| Directions for this task |
Leaving out the pictures, retype all the material exactly.

--- BEGIN Material provided ---

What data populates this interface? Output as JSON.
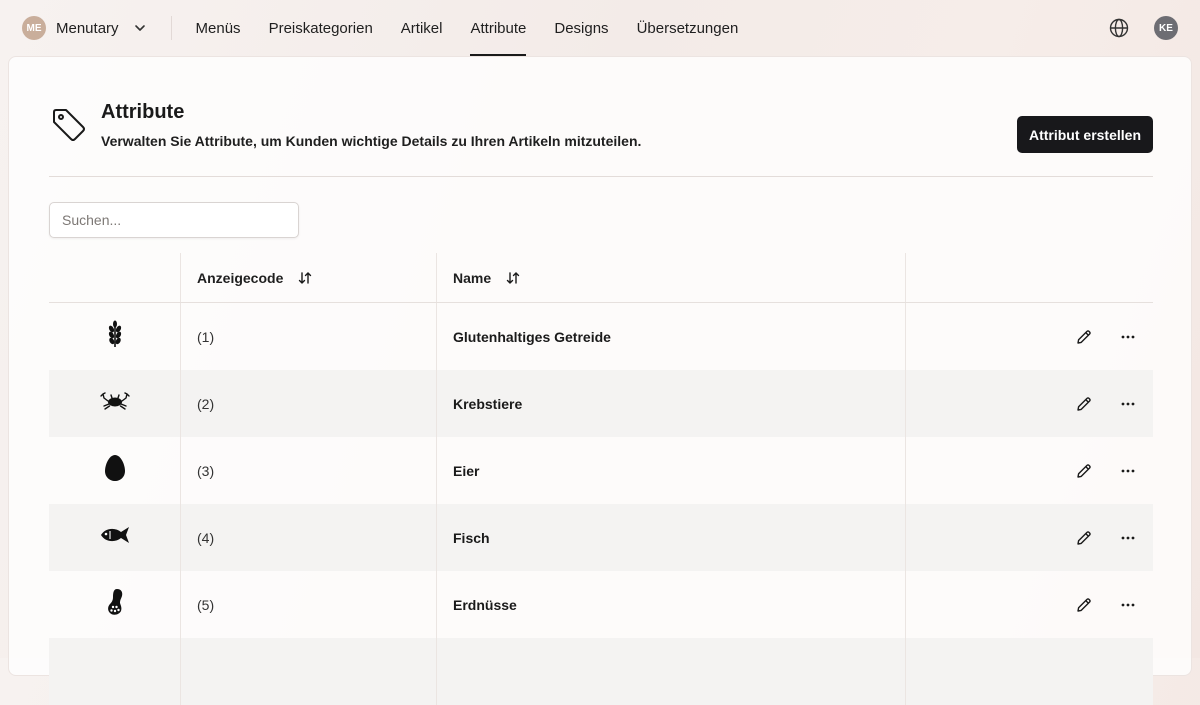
{
  "topbar": {
    "workspace_initials": "ME",
    "workspace_name": "Menutary",
    "nav": [
      {
        "label": "Menüs",
        "active": false
      },
      {
        "label": "Preiskategorien",
        "active": false
      },
      {
        "label": "Artikel",
        "active": false
      },
      {
        "label": "Attribute",
        "active": true
      },
      {
        "label": "Designs",
        "active": false
      },
      {
        "label": "Übersetzungen",
        "active": false
      }
    ],
    "user_initials": "KE"
  },
  "page": {
    "title": "Attribute",
    "subtitle": "Verwalten Sie Attribute, um Kunden wichtige Details zu Ihren Artikeln mitzuteilen.",
    "create_button": "Attribut erstellen"
  },
  "search": {
    "placeholder": "Suchen..."
  },
  "table": {
    "headers": {
      "code": "Anzeigecode",
      "name": "Name"
    },
    "rows": [
      {
        "icon": "wheat-icon",
        "code": "(1)",
        "name": "Glutenhaltiges Getreide"
      },
      {
        "icon": "crab-icon",
        "code": "(2)",
        "name": "Krebstiere"
      },
      {
        "icon": "egg-icon",
        "code": "(3)",
        "name": "Eier"
      },
      {
        "icon": "fish-icon",
        "code": "(4)",
        "name": "Fisch"
      },
      {
        "icon": "peanut-icon",
        "code": "(5)",
        "name": "Erdnüsse"
      },
      {
        "icon": "",
        "code": "",
        "name": ""
      }
    ]
  },
  "colors": {
    "accent": "#18181b",
    "row_alt": "#f4f3f2",
    "avatar_me": "#c9ae9b",
    "avatar_ke": "#6d6d73"
  }
}
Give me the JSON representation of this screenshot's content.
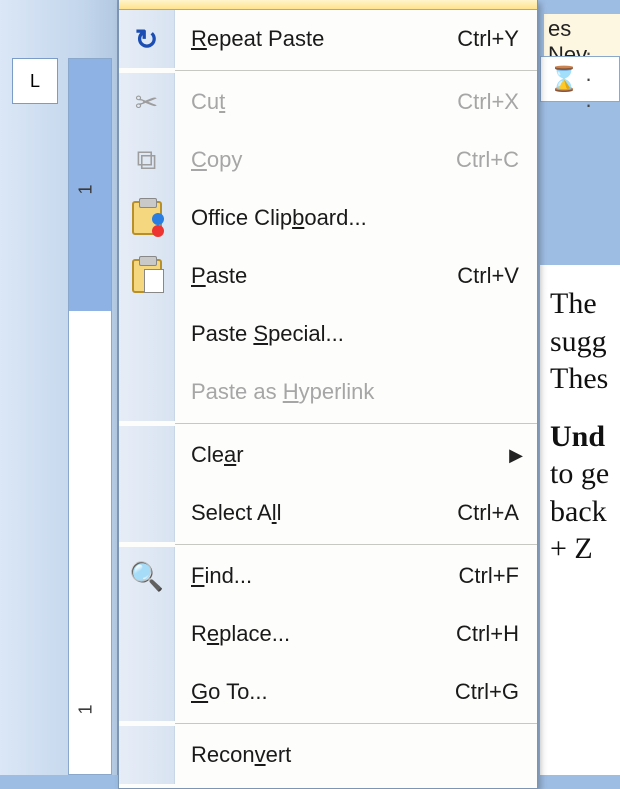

--- END Material provided ---

| Answer to the task |
What data populates this interface? Output as JSON.
{
  "topbar": {
    "workspace_initials": "ME",
    "workspace_name": "Menutary",
    "nav": [
      {
        "label": "Menüs",
        "active": false
      },
      {
        "label": "Preiskategorien",
        "active": false
      },
      {
        "label": "Artikel",
        "active": false
      },
      {
        "label": "Attribute",
        "active": true
      },
      {
        "label": "Designs",
        "active": false
      },
      {
        "label": "Übersetzungen",
        "active": false
      }
    ],
    "user_initials": "KE"
  },
  "page": {
    "title": "Attribute",
    "subtitle": "Verwalten Sie Attribute, um Kunden wichtige Details zu Ihren Artikeln mitzuteilen.",
    "create_button": "Attribut erstellen"
  },
  "search": {
    "placeholder": "Suchen..."
  },
  "table": {
    "headers": {
      "code": "Anzeigecode",
      "name": "Name"
    },
    "rows": [
      {
        "icon": "wheat-icon",
        "code": "(1)",
        "name": "Glutenhaltiges Getreide"
      },
      {
        "icon": "crab-icon",
        "code": "(2)",
        "name": "Krebstiere"
      },
      {
        "icon": "egg-icon",
        "code": "(3)",
        "name": "Eier"
      },
      {
        "icon": "fish-icon",
        "code": "(4)",
        "name": "Fisch"
      },
      {
        "icon": "peanut-icon",
        "code": "(5)",
        "name": "Erdnüsse"
      },
      {
        "icon": "",
        "code": "",
        "name": ""
      }
    ]
  },
  "colors": {
    "accent": "#18181b",
    "row_alt": "#f4f3f2",
    "avatar_me": "#c9ae9b",
    "avatar_ke": "#6d6d73"
  }
}
Give me the JSON representation of this screenshot's content.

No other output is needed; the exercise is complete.